[EXERCISE]: From the entries below, copy out every line with "horizontal" in it.

─── RAW RECORDS ───

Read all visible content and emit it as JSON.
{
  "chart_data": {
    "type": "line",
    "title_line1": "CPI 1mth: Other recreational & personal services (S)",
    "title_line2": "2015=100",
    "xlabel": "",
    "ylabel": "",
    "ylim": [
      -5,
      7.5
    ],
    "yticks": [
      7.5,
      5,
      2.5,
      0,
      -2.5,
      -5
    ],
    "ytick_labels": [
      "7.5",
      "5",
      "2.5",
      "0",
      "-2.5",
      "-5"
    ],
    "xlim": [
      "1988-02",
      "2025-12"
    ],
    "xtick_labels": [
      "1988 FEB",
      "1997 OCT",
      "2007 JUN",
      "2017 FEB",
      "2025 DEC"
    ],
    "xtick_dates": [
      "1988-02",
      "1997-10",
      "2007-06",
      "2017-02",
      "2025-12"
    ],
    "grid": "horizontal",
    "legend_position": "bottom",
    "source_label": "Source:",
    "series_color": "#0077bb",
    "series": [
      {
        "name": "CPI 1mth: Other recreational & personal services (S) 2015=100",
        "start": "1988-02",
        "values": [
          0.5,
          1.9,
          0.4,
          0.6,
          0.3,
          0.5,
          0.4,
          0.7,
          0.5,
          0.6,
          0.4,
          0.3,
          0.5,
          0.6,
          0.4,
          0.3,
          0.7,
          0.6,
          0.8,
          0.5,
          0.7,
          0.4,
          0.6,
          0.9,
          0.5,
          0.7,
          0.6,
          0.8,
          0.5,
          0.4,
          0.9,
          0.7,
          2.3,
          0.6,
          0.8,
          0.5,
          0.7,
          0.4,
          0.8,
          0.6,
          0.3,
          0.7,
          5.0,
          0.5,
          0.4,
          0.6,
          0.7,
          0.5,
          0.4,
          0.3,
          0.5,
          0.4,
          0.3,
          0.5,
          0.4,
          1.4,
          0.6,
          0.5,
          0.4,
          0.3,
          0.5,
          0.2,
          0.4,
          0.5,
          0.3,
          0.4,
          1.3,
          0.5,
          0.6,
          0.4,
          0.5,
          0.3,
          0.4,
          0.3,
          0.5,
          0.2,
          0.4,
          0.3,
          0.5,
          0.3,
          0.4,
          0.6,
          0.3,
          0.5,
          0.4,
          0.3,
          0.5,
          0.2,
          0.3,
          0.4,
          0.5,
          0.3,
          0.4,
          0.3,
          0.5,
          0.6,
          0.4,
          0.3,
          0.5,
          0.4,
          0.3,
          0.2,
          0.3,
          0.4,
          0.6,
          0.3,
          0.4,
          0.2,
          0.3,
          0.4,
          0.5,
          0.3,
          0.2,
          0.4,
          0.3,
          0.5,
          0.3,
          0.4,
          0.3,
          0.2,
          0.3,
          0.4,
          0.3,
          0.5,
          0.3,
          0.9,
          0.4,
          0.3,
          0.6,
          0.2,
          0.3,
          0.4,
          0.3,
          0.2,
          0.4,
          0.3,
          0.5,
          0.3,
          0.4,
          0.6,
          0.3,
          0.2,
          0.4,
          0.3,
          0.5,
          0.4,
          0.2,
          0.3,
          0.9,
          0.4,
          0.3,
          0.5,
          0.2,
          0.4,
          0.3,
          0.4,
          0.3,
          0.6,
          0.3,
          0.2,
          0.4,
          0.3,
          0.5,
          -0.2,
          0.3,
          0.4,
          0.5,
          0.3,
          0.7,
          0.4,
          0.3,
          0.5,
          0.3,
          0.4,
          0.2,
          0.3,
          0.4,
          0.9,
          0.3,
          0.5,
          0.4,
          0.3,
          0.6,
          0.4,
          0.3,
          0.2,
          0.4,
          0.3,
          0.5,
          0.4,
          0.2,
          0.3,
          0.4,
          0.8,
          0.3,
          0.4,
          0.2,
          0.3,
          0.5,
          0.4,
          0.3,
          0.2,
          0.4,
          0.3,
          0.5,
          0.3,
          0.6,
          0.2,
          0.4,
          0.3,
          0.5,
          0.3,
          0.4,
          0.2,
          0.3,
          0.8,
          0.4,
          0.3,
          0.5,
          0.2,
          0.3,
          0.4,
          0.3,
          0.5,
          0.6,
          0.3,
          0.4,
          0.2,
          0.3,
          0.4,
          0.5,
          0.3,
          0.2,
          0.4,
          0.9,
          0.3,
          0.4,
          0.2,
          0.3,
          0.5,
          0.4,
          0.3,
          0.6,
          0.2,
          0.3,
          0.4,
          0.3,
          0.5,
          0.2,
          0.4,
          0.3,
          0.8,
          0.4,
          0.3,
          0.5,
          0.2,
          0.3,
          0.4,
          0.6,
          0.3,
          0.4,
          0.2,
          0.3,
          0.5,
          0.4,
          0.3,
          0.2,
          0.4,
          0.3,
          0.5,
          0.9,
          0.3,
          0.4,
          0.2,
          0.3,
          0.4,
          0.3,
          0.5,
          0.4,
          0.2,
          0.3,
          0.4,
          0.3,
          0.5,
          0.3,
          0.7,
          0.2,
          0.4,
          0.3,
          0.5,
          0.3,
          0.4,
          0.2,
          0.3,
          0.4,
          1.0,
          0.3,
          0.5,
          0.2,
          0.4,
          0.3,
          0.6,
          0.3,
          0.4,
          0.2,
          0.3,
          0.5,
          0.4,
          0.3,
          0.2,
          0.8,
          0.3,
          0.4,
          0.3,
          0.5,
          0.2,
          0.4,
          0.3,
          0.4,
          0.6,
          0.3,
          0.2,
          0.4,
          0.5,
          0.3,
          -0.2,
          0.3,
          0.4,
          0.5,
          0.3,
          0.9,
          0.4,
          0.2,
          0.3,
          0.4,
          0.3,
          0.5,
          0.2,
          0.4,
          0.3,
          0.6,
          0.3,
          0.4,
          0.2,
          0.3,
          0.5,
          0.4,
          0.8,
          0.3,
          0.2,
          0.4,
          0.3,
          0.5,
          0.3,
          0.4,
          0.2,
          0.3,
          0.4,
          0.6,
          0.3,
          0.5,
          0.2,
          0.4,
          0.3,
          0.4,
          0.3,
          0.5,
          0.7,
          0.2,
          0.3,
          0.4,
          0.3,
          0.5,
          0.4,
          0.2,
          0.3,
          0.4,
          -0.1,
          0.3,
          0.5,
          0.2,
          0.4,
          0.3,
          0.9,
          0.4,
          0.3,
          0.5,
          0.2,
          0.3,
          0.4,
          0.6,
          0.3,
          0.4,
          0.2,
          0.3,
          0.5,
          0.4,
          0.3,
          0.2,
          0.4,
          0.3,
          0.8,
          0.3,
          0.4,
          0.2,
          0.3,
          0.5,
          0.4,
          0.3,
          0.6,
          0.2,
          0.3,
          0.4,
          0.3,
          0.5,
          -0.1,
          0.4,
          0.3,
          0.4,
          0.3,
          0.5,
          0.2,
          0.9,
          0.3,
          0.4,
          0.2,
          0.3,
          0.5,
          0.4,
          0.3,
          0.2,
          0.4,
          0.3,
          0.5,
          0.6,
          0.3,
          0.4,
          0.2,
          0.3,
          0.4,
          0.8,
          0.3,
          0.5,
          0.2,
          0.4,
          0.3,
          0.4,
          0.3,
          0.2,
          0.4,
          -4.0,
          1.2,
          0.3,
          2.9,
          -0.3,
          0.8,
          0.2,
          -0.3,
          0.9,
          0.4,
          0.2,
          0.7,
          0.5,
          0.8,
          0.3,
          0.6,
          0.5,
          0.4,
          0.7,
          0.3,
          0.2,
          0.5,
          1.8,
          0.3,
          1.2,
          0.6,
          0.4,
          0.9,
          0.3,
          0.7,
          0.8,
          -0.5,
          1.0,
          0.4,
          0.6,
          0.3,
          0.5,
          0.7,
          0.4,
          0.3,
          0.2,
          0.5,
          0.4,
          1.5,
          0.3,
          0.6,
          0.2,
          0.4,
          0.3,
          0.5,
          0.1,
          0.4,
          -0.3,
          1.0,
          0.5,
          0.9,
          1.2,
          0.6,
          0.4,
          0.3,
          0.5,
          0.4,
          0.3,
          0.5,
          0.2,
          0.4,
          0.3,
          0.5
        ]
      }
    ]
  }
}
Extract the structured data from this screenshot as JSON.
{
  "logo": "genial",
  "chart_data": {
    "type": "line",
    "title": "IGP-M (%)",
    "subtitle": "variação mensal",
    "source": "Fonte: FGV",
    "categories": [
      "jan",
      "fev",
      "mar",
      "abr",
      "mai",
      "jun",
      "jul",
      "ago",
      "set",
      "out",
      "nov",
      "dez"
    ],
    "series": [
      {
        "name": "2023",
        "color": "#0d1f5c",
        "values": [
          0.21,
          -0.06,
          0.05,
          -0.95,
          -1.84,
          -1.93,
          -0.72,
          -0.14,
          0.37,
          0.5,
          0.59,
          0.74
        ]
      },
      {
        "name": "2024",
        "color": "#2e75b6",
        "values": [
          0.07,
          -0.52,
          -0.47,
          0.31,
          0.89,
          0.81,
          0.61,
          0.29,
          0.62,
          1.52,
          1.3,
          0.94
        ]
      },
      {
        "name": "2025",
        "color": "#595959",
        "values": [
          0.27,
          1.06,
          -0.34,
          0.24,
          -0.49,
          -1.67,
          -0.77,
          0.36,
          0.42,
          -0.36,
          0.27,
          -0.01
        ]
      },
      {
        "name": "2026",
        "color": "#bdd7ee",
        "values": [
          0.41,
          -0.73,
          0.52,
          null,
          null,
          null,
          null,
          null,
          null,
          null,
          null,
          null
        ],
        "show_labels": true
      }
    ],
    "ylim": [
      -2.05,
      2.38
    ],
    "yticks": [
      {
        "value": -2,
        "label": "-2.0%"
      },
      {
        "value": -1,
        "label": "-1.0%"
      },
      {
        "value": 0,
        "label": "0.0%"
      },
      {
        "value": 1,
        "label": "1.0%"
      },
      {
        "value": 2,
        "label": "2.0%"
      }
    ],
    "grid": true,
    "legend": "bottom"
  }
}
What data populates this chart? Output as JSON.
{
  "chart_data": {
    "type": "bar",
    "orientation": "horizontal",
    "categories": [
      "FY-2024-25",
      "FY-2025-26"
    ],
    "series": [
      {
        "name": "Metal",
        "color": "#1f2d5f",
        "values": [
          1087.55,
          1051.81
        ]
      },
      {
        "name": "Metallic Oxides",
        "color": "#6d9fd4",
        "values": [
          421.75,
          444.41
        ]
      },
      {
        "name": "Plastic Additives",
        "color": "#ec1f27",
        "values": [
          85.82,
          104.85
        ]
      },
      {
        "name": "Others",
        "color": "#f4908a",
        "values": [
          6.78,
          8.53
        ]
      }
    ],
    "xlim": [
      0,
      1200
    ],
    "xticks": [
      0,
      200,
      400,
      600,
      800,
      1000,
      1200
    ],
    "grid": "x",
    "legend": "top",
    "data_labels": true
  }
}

───

[SOLVED PROBLEM]:
    "grid": "horizontal",
    "orientation": "horizontal",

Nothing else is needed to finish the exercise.